• **Written task**:
From the entries that follow, extract each line holding the string "class".

• **Rows**:
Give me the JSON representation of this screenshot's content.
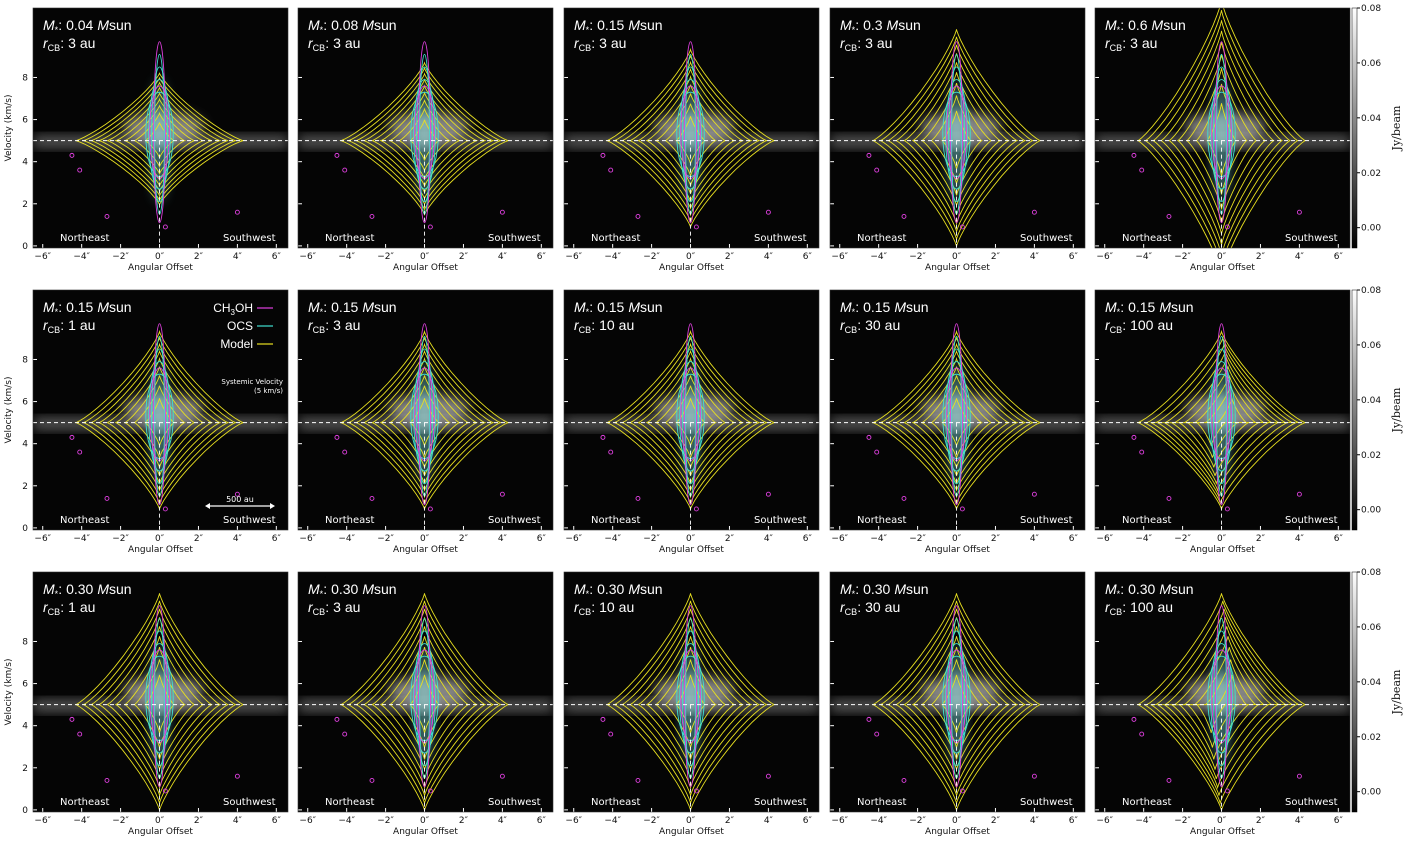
{
  "chart_data": {
    "type": "pv",
    "labels": {
      "m": "M",
      "star": "*",
      "colon": ":",
      "msun_m": "M",
      "sun": "sun",
      "r": "r",
      "cb": "CB",
      "au": "au"
    },
    "panels": [
      {
        "mass": "0.04",
        "rcb": "3"
      },
      {
        "mass": "0.08",
        "rcb": "3"
      },
      {
        "mass": "0.15",
        "rcb": "3"
      },
      {
        "mass": "0.3",
        "rcb": "3"
      },
      {
        "mass": "0.6",
        "rcb": "3"
      },
      {
        "mass": "0.15",
        "rcb": "1"
      },
      {
        "mass": "0.15",
        "rcb": "3"
      },
      {
        "mass": "0.15",
        "rcb": "10"
      },
      {
        "mass": "0.15",
        "rcb": "30"
      },
      {
        "mass": "0.15",
        "rcb": "100"
      },
      {
        "mass": "0.30",
        "rcb": "1"
      },
      {
        "mass": "0.30",
        "rcb": "3"
      },
      {
        "mass": "0.30",
        "rcb": "10"
      },
      {
        "mass": "0.30",
        "rcb": "30"
      },
      {
        "mass": "0.30",
        "rcb": "100"
      }
    ],
    "x_label": "Angular Offset",
    "y_label": "Velocity (km/s)",
    "xlim": [
      -6.5,
      6.6
    ],
    "ylim": [
      -0.1,
      11.3
    ],
    "xticks": [
      {
        "value": -6,
        "label": "−6″"
      },
      {
        "value": -4,
        "label": "−4″"
      },
      {
        "value": -2,
        "label": "−2″"
      },
      {
        "value": 0,
        "label": "0″"
      },
      {
        "value": 2,
        "label": "2″"
      },
      {
        "value": 4,
        "label": "4″"
      },
      {
        "value": 6,
        "label": "6″"
      }
    ],
    "yticks": [
      0,
      2,
      4,
      6,
      8
    ],
    "cbar_label": "Jy/beam",
    "cbar_lim": [
      -0.0074,
      0.08
    ],
    "cbar_ticks": [
      {
        "value": 0,
        "label": "0.00"
      },
      {
        "value": 0.02,
        "label": "0.02"
      },
      {
        "value": 0.04,
        "label": "0.04"
      },
      {
        "value": 0.06,
        "label": "0.06"
      },
      {
        "value": 0.08,
        "label": "0.08"
      }
    ],
    "left_text": "Northeast",
    "right_text": "Southwest",
    "vsys": 5,
    "vsys_label": [
      "Systemic Velocity",
      "(5 km/s)"
    ],
    "scalebar_label": "500 au",
    "legend": [
      {
        "name": "CH",
        "sub": "3",
        "name_end": "OH",
        "color": "#e040e0"
      },
      {
        "name": "OCS",
        "color": "#40e0d0"
      },
      {
        "name": "Model",
        "color": "#e8e020"
      }
    ]
  }
}
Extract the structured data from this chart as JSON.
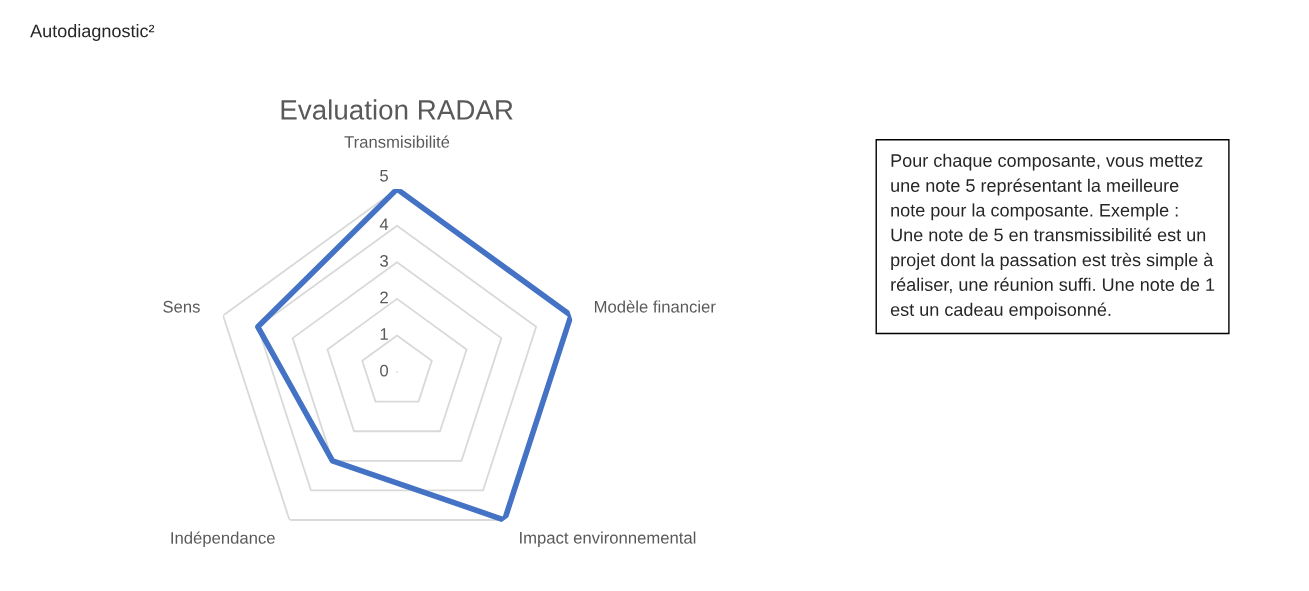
{
  "chart_data": {
    "type": "radar",
    "title": "Evaluation RADAR",
    "categories": [
      "Transmisibilité",
      "Modèle financier",
      "Impact environnemental",
      "Indépendance",
      "Sens"
    ],
    "series": [
      {
        "color": "#4472c4",
        "values": [
          5,
          5,
          5,
          3,
          4
        ]
      }
    ],
    "ylim": [
      0,
      5
    ],
    "yticks": [
      0,
      1,
      2,
      3,
      4,
      5
    ],
    "grid": true,
    "legend": false,
    "annotations": [
      "Autodiagnostic²",
      "Pour chaque composante, vous mettez une note 5 représentant la meilleure note pour la composante. Exemple : Une note de 5 en transmissibilité est un projet dont la passation est très simple à réaliser, une réunion suffi. Une note de 1 est un cadeau empoisonné."
    ]
  }
}
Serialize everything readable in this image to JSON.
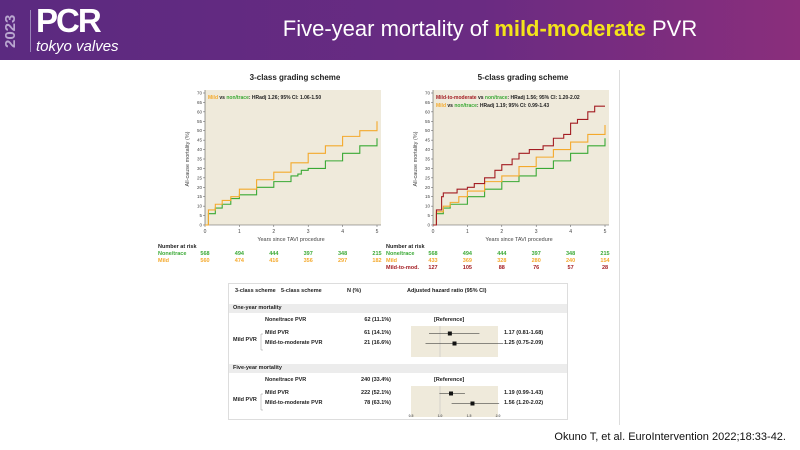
{
  "header": {
    "logo_year": "2023",
    "logo_main": "PCR",
    "logo_sub": "tokyo valves",
    "title_pre": "Five-year mortality of ",
    "title_highlight": "mild-moderate",
    "title_post": " PVR",
    "brand_color": "#5b2a80",
    "highlight_color": "#f3e31a"
  },
  "colors": {
    "none_trace": "#3aa935",
    "mild": "#f4a92c",
    "mild_to_mod": "#a31c22",
    "plot_bg": "#efeadb"
  },
  "chart_data": [
    {
      "type": "line",
      "title": "3-class grading scheme",
      "xlabel": "Years since TAVI procedure",
      "ylabel": "All-cause mortality (%)",
      "xlim": [
        0,
        5
      ],
      "ylim": [
        0,
        70
      ],
      "xticks": [
        0,
        1,
        2,
        3,
        4,
        5
      ],
      "yticks": [
        0,
        5,
        10,
        15,
        20,
        25,
        30,
        35,
        40,
        45,
        50,
        55,
        60,
        65,
        70
      ],
      "annotation": {
        "a": "Mild",
        "vs": " vs ",
        "b": "non/trace",
        "hr": ": HRadj 1.26; 95% CI: 1.06-1.50"
      },
      "series": [
        {
          "name": "None/trace",
          "color": "#3aa935",
          "x": [
            0,
            0.1,
            0.3,
            0.5,
            0.75,
            1,
            1.5,
            2,
            2.5,
            2.7,
            2.8,
            3,
            3.5,
            4,
            4.5,
            5
          ],
          "y": [
            0,
            6,
            9,
            11,
            14,
            16,
            20,
            23,
            26,
            27,
            29,
            30,
            34,
            38,
            42,
            46
          ]
        },
        {
          "name": "Mild",
          "color": "#f4a92c",
          "x": [
            0,
            0.1,
            0.3,
            0.5,
            0.75,
            1,
            1.5,
            2,
            2.5,
            3,
            3.5,
            4,
            4.5,
            5
          ],
          "y": [
            0,
            8,
            11,
            13,
            15,
            19,
            24,
            28,
            33,
            38,
            42,
            47,
            50,
            55
          ]
        }
      ],
      "risk_table": {
        "label": "Number at risk",
        "rows": [
          {
            "name": "None/trace",
            "values": [
              568,
              494,
              444,
              397,
              348,
              215
            ]
          },
          {
            "name": "Mild",
            "values": [
              560,
              474,
              416,
              356,
              297,
              182
            ]
          }
        ]
      }
    },
    {
      "type": "line",
      "title": "5-class grading scheme",
      "xlabel": "Years since TAVI procedure",
      "ylabel": "All-cause mortality (%)",
      "xlim": [
        0,
        5
      ],
      "ylim": [
        0,
        70
      ],
      "xticks": [
        0,
        1,
        2,
        3,
        4,
        5
      ],
      "yticks": [
        0,
        5,
        10,
        15,
        20,
        25,
        30,
        35,
        40,
        45,
        50,
        55,
        60,
        65,
        70
      ],
      "annotations": [
        {
          "a": "Mild-to-moderate",
          "vs": " vs ",
          "b": "non/trace",
          "hr": ": HRadj 1.56; 95% CI: 1.20-2.02"
        },
        {
          "a": "Mild",
          "vs": " vs ",
          "b": "non/trace",
          "hr": ": HRadj 1.19; 95% CI: 0.99-1.43"
        }
      ],
      "series": [
        {
          "name": "None/trace",
          "color": "#3aa935",
          "x": [
            0,
            0.1,
            0.3,
            0.5,
            1,
            1.5,
            2,
            2.5,
            3,
            3.5,
            4,
            4.5,
            5
          ],
          "y": [
            0,
            6,
            9,
            11,
            15,
            19,
            23,
            26,
            30,
            34,
            38,
            42,
            46
          ]
        },
        {
          "name": "Mild",
          "color": "#f4a92c",
          "x": [
            0,
            0.1,
            0.3,
            0.5,
            0.75,
            1,
            1.5,
            2,
            2.5,
            3,
            3.5,
            4,
            4.5,
            5
          ],
          "y": [
            0,
            7,
            10,
            12,
            15,
            18,
            23,
            26,
            31,
            36,
            40,
            44,
            48,
            53
          ]
        },
        {
          "name": "Mild-to-mod.",
          "color": "#a31c22",
          "x": [
            0,
            0.1,
            0.25,
            0.3,
            0.6,
            0.7,
            1,
            1.2,
            1.5,
            1.8,
            2,
            2.3,
            2.5,
            2.8,
            3,
            3.2,
            3.5,
            3.8,
            4,
            4.2,
            4.5,
            4.7,
            5
          ],
          "y": [
            0,
            8,
            15,
            17,
            17,
            19,
            20,
            22,
            25,
            29,
            32,
            35,
            38,
            40,
            40,
            42,
            46,
            48,
            54,
            56,
            60,
            63,
            63
          ]
        }
      ],
      "risk_table": {
        "label": "Number at risk",
        "rows": [
          {
            "name": "None/trace",
            "values": [
              568,
              494,
              444,
              397,
              348,
              215
            ]
          },
          {
            "name": "Mild",
            "values": [
              433,
              369,
              328,
              280,
              240,
              154
            ]
          },
          {
            "name": "Mild-to-mod.",
            "values": [
              127,
              105,
              88,
              76,
              57,
              28
            ]
          }
        ]
      }
    },
    {
      "type": "forest",
      "xlim": [
        0.5,
        2.0
      ],
      "xticks": [
        "0.5",
        "1.0",
        "1.5",
        "2.0"
      ],
      "reference": 1.0,
      "headers": [
        "3-class scheme",
        "5-class scheme",
        "N (%)",
        "Adjusted hazard ratio (95% CI)"
      ],
      "groups": [
        {
          "title": "One-year mortality",
          "group_label": "Mild PVR",
          "rows": [
            {
              "label": "None/trace PVR",
              "n": "62 (11.1%)",
              "hr_text": "[Reference]"
            },
            {
              "label": "Mild PVR",
              "n": "61 (14.1%)",
              "hr": 1.17,
              "lo": 0.81,
              "hi": 1.68,
              "hr_text": "1.17 (0.81-1.68)"
            },
            {
              "label": "Mild-to-moderate PVR",
              "n": "21 (16.6%)",
              "hr": 1.25,
              "lo": 0.75,
              "hi": 2.09,
              "hr_text": "1.25 (0.75-2.09)"
            }
          ]
        },
        {
          "title": "Five-year mortality",
          "group_label": "Mild PVR",
          "rows": [
            {
              "label": "None/trace PVR",
              "n": "240 (33.4%)",
              "hr_text": "[Reference]"
            },
            {
              "label": "Mild PVR",
              "n": "222 (52.1%)",
              "hr": 1.19,
              "lo": 0.99,
              "hi": 1.43,
              "hr_text": "1.19 (0.99-1.43)"
            },
            {
              "label": "Mild-to-moderate PVR",
              "n": "78 (63.1%)",
              "hr": 1.56,
              "lo": 1.2,
              "hi": 2.02,
              "hr_text": "1.56 (1.20-2.02)"
            }
          ]
        }
      ]
    }
  ],
  "citation": "Okuno T, et al. EuroIntervention 2022;18:33-42."
}
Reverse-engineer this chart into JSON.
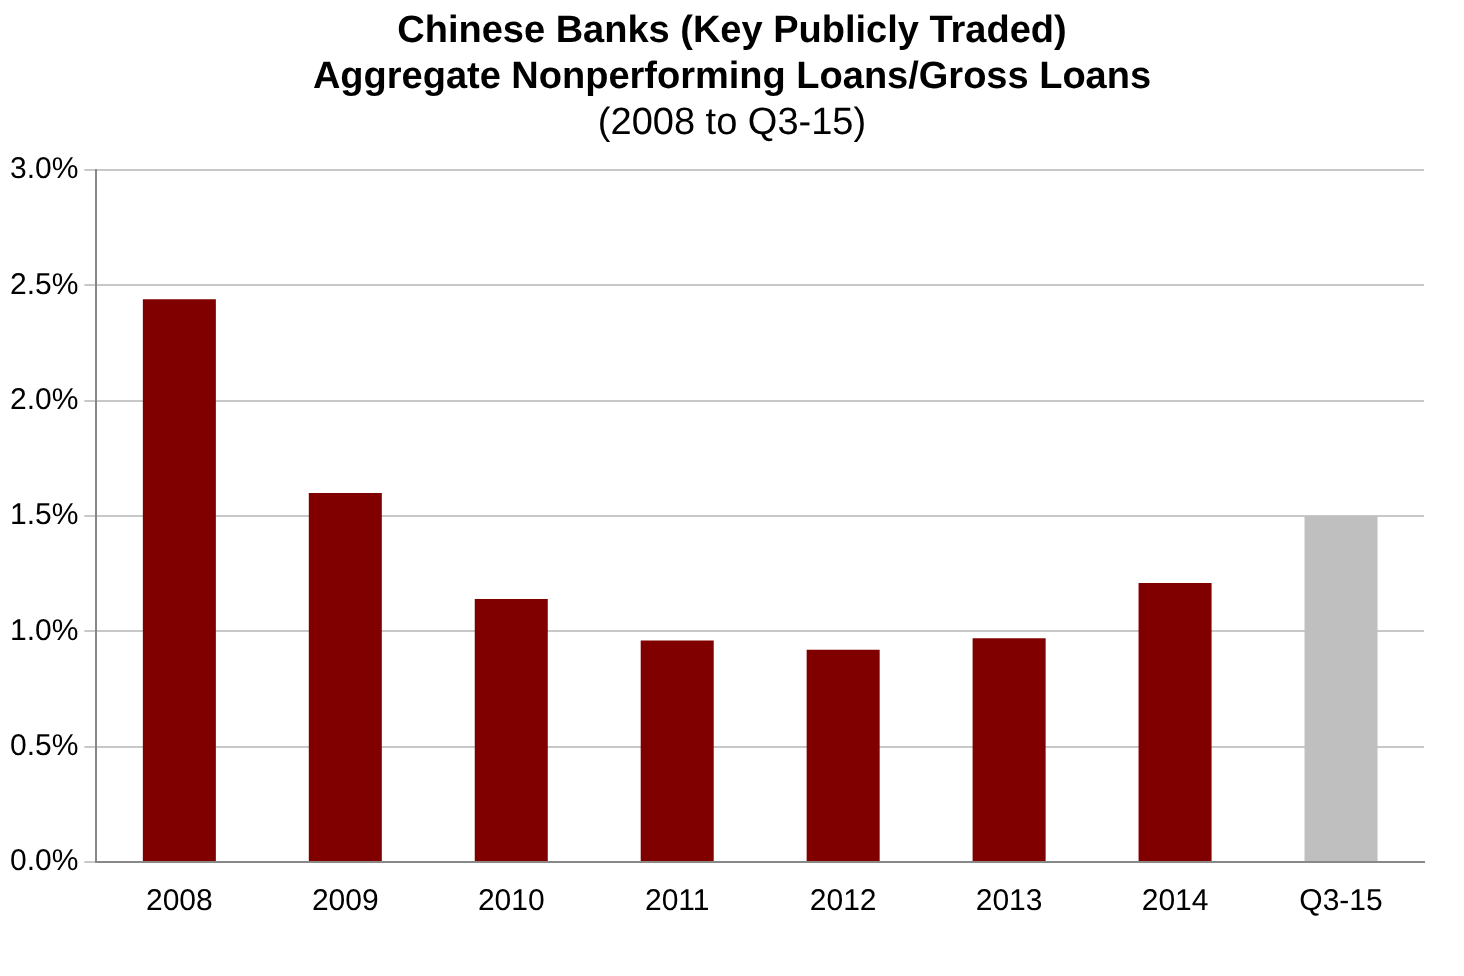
{
  "chart_data": {
    "type": "bar",
    "title": "Chinese Banks (Key Publicly Traded)\nAggregate Nonperforming Loans/Gross Loans",
    "subtitle": "(2008 to Q3-15)",
    "categories": [
      "2008",
      "2009",
      "2010",
      "2011",
      "2012",
      "2013",
      "2014",
      "Q3-15"
    ],
    "values": [
      2.44,
      1.6,
      1.14,
      0.96,
      0.92,
      0.97,
      1.21,
      1.5
    ],
    "colors": [
      "#800000",
      "#800000",
      "#800000",
      "#800000",
      "#800000",
      "#800000",
      "#800000",
      "#bfbfbf"
    ],
    "ylim": [
      0,
      3
    ],
    "yticks": [
      {
        "value": 0,
        "label": "0.0%"
      },
      {
        "value": 0.5,
        "label": "0.5%"
      },
      {
        "value": 1,
        "label": "1.0%"
      },
      {
        "value": 1.5,
        "label": "1.5%"
      },
      {
        "value": 2,
        "label": "2.0%"
      },
      {
        "value": 2.5,
        "label": "2.5%"
      },
      {
        "value": 3,
        "label": "3.0%"
      }
    ],
    "grid": "y",
    "legend": false
  }
}
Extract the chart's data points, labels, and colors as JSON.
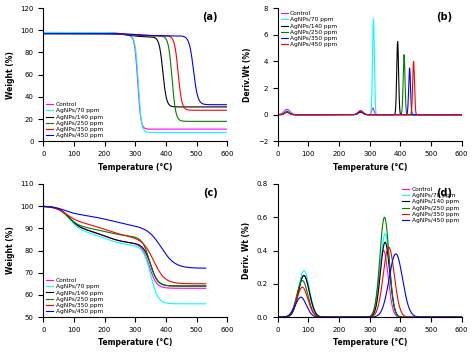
{
  "legend_labels": [
    "Control",
    "AgNPs/70 ppm",
    "AgNPs/140 ppm",
    "AgNPs/250 ppm",
    "AgNPs/350 ppm",
    "AgNPs/450 ppm"
  ],
  "colors": [
    "magenta",
    "cyan",
    "black",
    "green",
    "red",
    "blue"
  ],
  "panel_labels": [
    "(a)",
    "(b)",
    "(c)",
    "(d)"
  ],
  "xlabel": "Temperature (°C)",
  "ylabel_a": "Weight (%)",
  "ylabel_b": "Deriv.Wt (%)",
  "ylabel_c": "Weight (%)",
  "ylabel_d": "Deriv. Wt (%)",
  "xlim": [
    0,
    600
  ],
  "ylim_a": [
    0,
    120
  ],
  "ylim_b": [
    -2,
    8
  ],
  "ylim_c": [
    50,
    110
  ],
  "ylim_d": [
    0.0,
    0.8
  ],
  "xticks": [
    0,
    100,
    200,
    300,
    400,
    500,
    600
  ],
  "yticks_a": [
    0,
    20,
    40,
    60,
    80,
    100,
    120
  ],
  "yticks_b": [
    -2,
    0,
    2,
    4,
    6,
    8
  ],
  "yticks_c": [
    50,
    60,
    70,
    80,
    90,
    100,
    110
  ],
  "yticks_d": [
    0.0,
    0.2,
    0.4,
    0.6,
    0.8
  ]
}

• **Exercise output**:
      "title": "3-class grading scheme",
      "title": "5-class grading scheme",
        "3-class scheme",
        "5-class scheme",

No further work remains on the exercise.